Stored items:
========================================

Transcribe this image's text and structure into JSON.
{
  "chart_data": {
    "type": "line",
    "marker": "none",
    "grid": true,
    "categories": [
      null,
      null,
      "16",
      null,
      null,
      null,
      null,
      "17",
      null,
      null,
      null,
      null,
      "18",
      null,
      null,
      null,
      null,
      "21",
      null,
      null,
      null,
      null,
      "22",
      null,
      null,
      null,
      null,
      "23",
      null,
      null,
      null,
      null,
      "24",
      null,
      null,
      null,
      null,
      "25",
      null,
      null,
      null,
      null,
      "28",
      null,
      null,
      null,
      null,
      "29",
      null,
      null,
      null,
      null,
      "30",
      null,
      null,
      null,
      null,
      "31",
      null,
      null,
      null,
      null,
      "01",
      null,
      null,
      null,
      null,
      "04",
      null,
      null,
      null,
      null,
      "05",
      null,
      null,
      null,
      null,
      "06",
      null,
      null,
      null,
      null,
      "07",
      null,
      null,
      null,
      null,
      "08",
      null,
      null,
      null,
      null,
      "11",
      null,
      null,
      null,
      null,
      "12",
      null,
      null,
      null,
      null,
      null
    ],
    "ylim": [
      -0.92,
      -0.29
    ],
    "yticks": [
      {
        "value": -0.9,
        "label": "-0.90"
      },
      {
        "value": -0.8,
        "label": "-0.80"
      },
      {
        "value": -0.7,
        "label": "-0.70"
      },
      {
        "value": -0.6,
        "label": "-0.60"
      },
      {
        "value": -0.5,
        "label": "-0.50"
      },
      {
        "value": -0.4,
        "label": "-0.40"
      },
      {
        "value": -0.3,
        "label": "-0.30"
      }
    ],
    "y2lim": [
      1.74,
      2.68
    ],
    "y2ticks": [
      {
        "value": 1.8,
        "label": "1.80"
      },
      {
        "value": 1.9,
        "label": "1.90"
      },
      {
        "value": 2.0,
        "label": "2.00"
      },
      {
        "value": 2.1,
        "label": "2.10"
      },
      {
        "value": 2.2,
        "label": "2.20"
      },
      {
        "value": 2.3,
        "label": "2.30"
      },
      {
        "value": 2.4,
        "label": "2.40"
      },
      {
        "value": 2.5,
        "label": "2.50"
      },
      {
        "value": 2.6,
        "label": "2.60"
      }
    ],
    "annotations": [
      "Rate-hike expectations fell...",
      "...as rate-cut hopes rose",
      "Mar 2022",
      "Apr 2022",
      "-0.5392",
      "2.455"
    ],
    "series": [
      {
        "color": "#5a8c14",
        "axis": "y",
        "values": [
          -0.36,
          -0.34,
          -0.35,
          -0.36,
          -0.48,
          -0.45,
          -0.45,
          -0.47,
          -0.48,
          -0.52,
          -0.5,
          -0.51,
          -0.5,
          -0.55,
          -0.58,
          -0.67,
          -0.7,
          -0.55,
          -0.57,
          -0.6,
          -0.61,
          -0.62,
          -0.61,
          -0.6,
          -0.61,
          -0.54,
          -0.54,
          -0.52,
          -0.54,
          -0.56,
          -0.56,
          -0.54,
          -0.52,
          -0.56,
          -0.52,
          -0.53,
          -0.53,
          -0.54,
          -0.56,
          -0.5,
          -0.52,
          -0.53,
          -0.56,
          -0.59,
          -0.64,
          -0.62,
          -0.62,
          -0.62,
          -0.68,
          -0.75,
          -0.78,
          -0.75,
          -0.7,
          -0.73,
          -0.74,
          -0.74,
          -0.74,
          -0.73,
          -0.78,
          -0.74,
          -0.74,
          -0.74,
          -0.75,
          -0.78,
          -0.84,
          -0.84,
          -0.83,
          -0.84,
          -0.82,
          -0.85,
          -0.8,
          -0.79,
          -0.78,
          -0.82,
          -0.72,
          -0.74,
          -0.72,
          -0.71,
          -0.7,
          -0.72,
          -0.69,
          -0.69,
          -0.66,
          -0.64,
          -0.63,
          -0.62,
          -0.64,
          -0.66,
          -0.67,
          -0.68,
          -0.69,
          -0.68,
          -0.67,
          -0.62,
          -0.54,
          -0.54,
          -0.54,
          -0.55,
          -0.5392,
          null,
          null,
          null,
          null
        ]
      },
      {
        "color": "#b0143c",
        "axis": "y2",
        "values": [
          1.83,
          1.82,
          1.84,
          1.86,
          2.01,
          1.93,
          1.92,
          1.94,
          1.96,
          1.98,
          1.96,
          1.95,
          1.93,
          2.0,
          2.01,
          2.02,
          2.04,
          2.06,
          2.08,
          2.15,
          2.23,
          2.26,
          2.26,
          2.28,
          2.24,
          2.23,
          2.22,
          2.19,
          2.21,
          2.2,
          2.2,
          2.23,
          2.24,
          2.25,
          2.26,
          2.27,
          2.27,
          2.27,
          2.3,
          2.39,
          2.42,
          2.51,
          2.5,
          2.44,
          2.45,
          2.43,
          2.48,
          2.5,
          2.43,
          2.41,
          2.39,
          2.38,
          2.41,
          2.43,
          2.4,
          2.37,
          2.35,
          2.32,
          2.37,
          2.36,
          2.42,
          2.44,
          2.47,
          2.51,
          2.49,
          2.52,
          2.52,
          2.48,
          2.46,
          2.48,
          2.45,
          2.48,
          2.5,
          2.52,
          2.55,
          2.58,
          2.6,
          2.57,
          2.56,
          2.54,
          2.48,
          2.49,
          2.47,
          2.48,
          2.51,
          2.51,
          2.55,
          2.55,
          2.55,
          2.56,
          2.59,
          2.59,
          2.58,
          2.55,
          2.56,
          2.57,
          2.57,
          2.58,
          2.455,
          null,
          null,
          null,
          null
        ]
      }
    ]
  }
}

========================================

What the exercise asks:
Reproduce the material precisely, including every line.

Solved exercise:
Transcribe this image's text and structure into JSON.
{
  "chart_data": {
    "type": "line",
    "marker": "none",
    "grid": true,
    "categories": [
      null,
      null,
      "16",
      null,
      null,
      null,
      null,
      "17",
      null,
      null,
      null,
      null,
      "18",
      null,
      null,
      null,
      null,
      "21",
      null,
      null,
      null,
      null,
      "22",
      null,
      null,
      null,
      null,
      "23",
      null,
      null,
      null,
      null,
      "24",
      null,
      null,
      null,
      null,
      "25",
      null,
      null,
      null,
      null,
      "28",
      null,
      null,
      null,
      null,
      "29",
      null,
      null,
      null,
      null,
      "30",
      null,
      null,
      null,
      null,
      "31",
      null,
      null,
      null,
      null,
      "01",
      null,
      null,
      null,
      null,
      "04",
      null,
      null,
      null,
      null,
      "05",
      null,
      null,
      null,
      null,
      "06",
      null,
      null,
      null,
      null,
      "07",
      null,
      null,
      null,
      null,
      "08",
      null,
      null,
      null,
      null,
      "11",
      null,
      null,
      null,
      null,
      "12",
      null,
      null,
      null,
      null,
      null
    ],
    "ylim": [
      -0.92,
      -0.29
    ],
    "yticks": [
      {
        "value": -0.9,
        "label": "-0.90"
      },
      {
        "value": -0.8,
        "label": "-0.80"
      },
      {
        "value": -0.7,
        "label": "-0.70"
      },
      {
        "value": -0.6,
        "label": "-0.60"
      },
      {
        "value": -0.5,
        "label": "-0.50"
      },
      {
        "value": -0.4,
        "label": "-0.40"
      },
      {
        "value": -0.3,
        "label": "-0.30"
      }
    ],
    "y2lim": [
      1.74,
      2.68
    ],
    "y2ticks": [
      {
        "value": 1.8,
        "label": "1.80"
      },
      {
        "value": 1.9,
        "label": "1.90"
      },
      {
        "value": 2.0,
        "label": "2.00"
      },
      {
        "value": 2.1,
        "label": "2.10"
      },
      {
        "value": 2.2,
        "label": "2.20"
      },
      {
        "value": 2.3,
        "label": "2.30"
      },
      {
        "value": 2.4,
        "label": "2.40"
      },
      {
        "value": 2.5,
        "label": "2.50"
      },
      {
        "value": 2.6,
        "label": "2.60"
      }
    ],
    "annotations": [
      "Rate-hike expectations fell...",
      "...as rate-cut hopes rose",
      "Mar 2022",
      "Apr 2022",
      "-0.5392",
      "2.455"
    ],
    "series": [
      {
        "color": "#5a8c14",
        "axis": "y",
        "values": [
          -0.36,
          -0.34,
          -0.35,
          -0.36,
          -0.48,
          -0.45,
          -0.45,
          -0.47,
          -0.48,
          -0.52,
          -0.5,
          -0.51,
          -0.5,
          -0.55,
          -0.58,
          -0.67,
          -0.7,
          -0.55,
          -0.57,
          -0.6,
          -0.61,
          -0.62,
          -0.61,
          -0.6,
          -0.61,
          -0.54,
          -0.54,
          -0.52,
          -0.54,
          -0.56,
          -0.56,
          -0.54,
          -0.52,
          -0.56,
          -0.52,
          -0.53,
          -0.53,
          -0.54,
          -0.56,
          -0.5,
          -0.52,
          -0.53,
          -0.56,
          -0.59,
          -0.64,
          -0.62,
          -0.62,
          -0.62,
          -0.68,
          -0.75,
          -0.78,
          -0.75,
          -0.7,
          -0.73,
          -0.74,
          -0.74,
          -0.74,
          -0.73,
          -0.78,
          -0.74,
          -0.74,
          -0.74,
          -0.75,
          -0.78,
          -0.84,
          -0.84,
          -0.83,
          -0.84,
          -0.82,
          -0.85,
          -0.8,
          -0.79,
          -0.78,
          -0.82,
          -0.72,
          -0.74,
          -0.72,
          -0.71,
          -0.7,
          -0.72,
          -0.69,
          -0.69,
          -0.66,
          -0.64,
          -0.63,
          -0.62,
          -0.64,
          -0.66,
          -0.67,
          -0.68,
          -0.69,
          -0.68,
          -0.67,
          -0.62,
          -0.54,
          -0.54,
          -0.54,
          -0.55,
          -0.5392,
          null,
          null,
          null,
          null
        ]
      },
      {
        "color": "#b0143c",
        "axis": "y2",
        "values": [
          1.83,
          1.82,
          1.84,
          1.86,
          2.01,
          1.93,
          1.92,
          1.94,
          1.96,
          1.98,
          1.96,
          1.95,
          1.93,
          2.0,
          2.01,
          2.02,
          2.04,
          2.06,
          2.08,
          2.15,
          2.23,
          2.26,
          2.26,
          2.28,
          2.24,
          2.23,
          2.22,
          2.19,
          2.21,
          2.2,
          2.2,
          2.23,
          2.24,
          2.25,
          2.26,
          2.27,
          2.27,
          2.27,
          2.3,
          2.39,
          2.42,
          2.51,
          2.5,
          2.44,
          2.45,
          2.43,
          2.48,
          2.5,
          2.43,
          2.41,
          2.39,
          2.38,
          2.41,
          2.43,
          2.4,
          2.37,
          2.35,
          2.32,
          2.37,
          2.36,
          2.42,
          2.44,
          2.47,
          2.51,
          2.49,
          2.52,
          2.52,
          2.48,
          2.46,
          2.48,
          2.45,
          2.48,
          2.5,
          2.52,
          2.55,
          2.58,
          2.6,
          2.57,
          2.56,
          2.54,
          2.48,
          2.49,
          2.47,
          2.48,
          2.51,
          2.51,
          2.55,
          2.55,
          2.55,
          2.56,
          2.59,
          2.59,
          2.58,
          2.55,
          2.56,
          2.57,
          2.57,
          2.58,
          2.455,
          null,
          null,
          null,
          null
        ]
      }
    ]
  }
}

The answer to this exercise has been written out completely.